(Collected data)

★ ★ ★

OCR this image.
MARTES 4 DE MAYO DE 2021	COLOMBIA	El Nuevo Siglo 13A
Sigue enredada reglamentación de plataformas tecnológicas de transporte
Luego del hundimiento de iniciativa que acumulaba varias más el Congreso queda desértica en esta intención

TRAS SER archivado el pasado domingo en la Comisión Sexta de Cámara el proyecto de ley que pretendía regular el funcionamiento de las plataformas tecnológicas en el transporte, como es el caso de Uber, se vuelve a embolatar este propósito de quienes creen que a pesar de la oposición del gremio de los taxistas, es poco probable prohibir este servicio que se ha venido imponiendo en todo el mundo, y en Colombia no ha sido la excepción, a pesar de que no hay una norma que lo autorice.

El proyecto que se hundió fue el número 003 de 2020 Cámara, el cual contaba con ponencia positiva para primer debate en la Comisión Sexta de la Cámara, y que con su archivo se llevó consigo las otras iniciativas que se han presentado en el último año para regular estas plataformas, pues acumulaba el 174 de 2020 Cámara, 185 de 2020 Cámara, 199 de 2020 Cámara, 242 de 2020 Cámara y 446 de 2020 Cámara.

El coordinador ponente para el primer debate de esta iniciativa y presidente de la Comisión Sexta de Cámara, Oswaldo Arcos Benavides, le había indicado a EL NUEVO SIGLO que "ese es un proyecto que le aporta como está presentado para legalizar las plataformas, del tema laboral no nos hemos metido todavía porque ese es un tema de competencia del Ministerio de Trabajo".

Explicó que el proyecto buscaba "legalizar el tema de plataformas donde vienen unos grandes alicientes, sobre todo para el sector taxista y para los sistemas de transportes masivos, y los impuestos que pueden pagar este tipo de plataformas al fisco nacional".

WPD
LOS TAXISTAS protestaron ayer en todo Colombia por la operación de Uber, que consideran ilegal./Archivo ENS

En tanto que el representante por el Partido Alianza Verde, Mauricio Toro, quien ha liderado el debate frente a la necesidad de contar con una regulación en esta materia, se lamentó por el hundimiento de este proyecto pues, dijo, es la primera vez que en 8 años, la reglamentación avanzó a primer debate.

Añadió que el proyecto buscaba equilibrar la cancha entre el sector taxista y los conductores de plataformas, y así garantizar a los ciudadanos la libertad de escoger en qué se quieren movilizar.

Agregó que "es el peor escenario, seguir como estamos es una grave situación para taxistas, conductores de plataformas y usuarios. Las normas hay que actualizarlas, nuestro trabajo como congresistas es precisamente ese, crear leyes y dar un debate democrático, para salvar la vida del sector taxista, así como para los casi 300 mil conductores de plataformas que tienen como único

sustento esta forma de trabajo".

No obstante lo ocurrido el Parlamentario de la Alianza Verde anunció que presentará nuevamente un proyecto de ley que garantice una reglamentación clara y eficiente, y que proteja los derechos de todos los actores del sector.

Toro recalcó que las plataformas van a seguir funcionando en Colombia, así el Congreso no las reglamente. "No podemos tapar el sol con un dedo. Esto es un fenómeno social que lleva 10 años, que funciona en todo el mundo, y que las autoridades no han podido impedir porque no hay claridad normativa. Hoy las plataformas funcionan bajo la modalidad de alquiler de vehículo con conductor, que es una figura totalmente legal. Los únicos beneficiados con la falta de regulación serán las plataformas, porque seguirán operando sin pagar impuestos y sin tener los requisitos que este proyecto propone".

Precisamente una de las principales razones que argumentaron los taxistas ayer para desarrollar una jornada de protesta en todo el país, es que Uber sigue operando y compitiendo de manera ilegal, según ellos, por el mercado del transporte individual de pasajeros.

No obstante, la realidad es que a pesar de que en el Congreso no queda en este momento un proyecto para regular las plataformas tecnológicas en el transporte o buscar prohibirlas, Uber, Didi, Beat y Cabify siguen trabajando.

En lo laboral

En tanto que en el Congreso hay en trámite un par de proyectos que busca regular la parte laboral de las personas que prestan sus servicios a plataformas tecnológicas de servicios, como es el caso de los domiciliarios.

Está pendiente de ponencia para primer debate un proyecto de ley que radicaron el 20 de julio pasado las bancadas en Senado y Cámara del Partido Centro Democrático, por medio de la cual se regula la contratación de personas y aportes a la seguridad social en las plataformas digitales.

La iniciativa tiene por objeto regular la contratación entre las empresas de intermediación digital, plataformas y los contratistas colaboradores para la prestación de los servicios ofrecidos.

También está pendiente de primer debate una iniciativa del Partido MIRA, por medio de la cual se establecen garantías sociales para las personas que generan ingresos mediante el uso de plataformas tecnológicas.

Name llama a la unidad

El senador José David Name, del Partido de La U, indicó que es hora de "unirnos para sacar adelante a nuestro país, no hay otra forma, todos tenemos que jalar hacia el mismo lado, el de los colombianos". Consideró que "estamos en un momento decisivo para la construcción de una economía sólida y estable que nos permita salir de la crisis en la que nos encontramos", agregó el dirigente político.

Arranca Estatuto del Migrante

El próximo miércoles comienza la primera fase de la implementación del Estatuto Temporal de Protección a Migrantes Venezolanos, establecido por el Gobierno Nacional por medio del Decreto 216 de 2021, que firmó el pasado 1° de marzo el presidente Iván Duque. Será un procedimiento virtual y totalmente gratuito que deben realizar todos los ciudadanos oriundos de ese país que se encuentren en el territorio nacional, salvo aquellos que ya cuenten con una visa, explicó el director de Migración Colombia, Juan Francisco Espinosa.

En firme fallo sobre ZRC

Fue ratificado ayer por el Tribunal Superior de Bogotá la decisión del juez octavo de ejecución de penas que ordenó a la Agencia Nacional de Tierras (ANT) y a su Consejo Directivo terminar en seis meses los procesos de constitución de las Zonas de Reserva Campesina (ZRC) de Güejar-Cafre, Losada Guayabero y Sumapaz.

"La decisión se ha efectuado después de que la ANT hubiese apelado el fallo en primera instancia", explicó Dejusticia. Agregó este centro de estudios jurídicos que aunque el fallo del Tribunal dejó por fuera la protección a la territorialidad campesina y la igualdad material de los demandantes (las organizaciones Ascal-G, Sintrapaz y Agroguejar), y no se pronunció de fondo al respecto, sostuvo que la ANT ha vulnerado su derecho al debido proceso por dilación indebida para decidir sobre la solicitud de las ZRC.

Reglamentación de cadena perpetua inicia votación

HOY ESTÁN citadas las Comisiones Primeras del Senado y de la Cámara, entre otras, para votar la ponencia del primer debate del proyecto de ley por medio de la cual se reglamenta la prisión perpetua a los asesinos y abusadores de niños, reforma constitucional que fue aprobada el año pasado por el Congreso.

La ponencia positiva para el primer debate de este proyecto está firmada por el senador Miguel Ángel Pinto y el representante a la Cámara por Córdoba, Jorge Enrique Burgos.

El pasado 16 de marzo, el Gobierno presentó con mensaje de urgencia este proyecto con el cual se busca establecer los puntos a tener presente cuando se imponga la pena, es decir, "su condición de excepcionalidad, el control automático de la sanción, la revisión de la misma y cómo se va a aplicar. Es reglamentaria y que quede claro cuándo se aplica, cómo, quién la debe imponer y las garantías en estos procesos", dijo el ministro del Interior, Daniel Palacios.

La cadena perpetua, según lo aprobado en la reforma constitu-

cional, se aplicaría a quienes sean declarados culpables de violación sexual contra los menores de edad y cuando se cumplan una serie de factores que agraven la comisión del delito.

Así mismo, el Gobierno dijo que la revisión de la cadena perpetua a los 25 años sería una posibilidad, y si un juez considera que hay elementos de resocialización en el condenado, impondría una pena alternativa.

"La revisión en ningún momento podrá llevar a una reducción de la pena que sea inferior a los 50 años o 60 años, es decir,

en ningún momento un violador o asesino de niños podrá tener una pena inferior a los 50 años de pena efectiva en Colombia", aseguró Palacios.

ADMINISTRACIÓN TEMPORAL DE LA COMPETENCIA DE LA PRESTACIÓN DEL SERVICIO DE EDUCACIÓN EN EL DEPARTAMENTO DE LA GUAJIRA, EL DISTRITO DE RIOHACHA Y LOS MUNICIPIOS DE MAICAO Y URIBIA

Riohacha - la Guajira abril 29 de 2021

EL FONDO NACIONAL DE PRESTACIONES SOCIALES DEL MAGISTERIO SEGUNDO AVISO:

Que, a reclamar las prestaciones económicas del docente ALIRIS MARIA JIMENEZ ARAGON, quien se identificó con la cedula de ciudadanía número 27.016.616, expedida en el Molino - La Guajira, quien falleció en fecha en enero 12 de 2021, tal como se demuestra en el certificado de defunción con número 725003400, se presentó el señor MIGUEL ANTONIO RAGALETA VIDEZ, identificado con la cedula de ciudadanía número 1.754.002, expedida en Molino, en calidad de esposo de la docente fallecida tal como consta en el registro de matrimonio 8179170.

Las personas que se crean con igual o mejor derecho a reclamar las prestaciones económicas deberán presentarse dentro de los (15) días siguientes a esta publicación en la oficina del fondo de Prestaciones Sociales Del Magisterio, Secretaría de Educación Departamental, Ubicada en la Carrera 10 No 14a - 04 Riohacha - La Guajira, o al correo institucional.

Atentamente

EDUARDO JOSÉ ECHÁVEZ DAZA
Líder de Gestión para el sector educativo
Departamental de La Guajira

★ ★ ★

- REQUIREMENT -
Copy all lines from the material that include "ilegal".

- SOLUTION TO THE PROBLEM -
LOS TAXISTAS protestaron ayer en todo Colombia por la operación de Uber, que consideran ilegal./Archivo ENS
Precisamente una de las principales razones que argumentaron los taxistas ayer para desarrollar una jornada de protesta en todo el país, es que Uber sigue operando y compitiendo de manera ilegal, según ellos, por el mercado del transporte individual de pasajeros.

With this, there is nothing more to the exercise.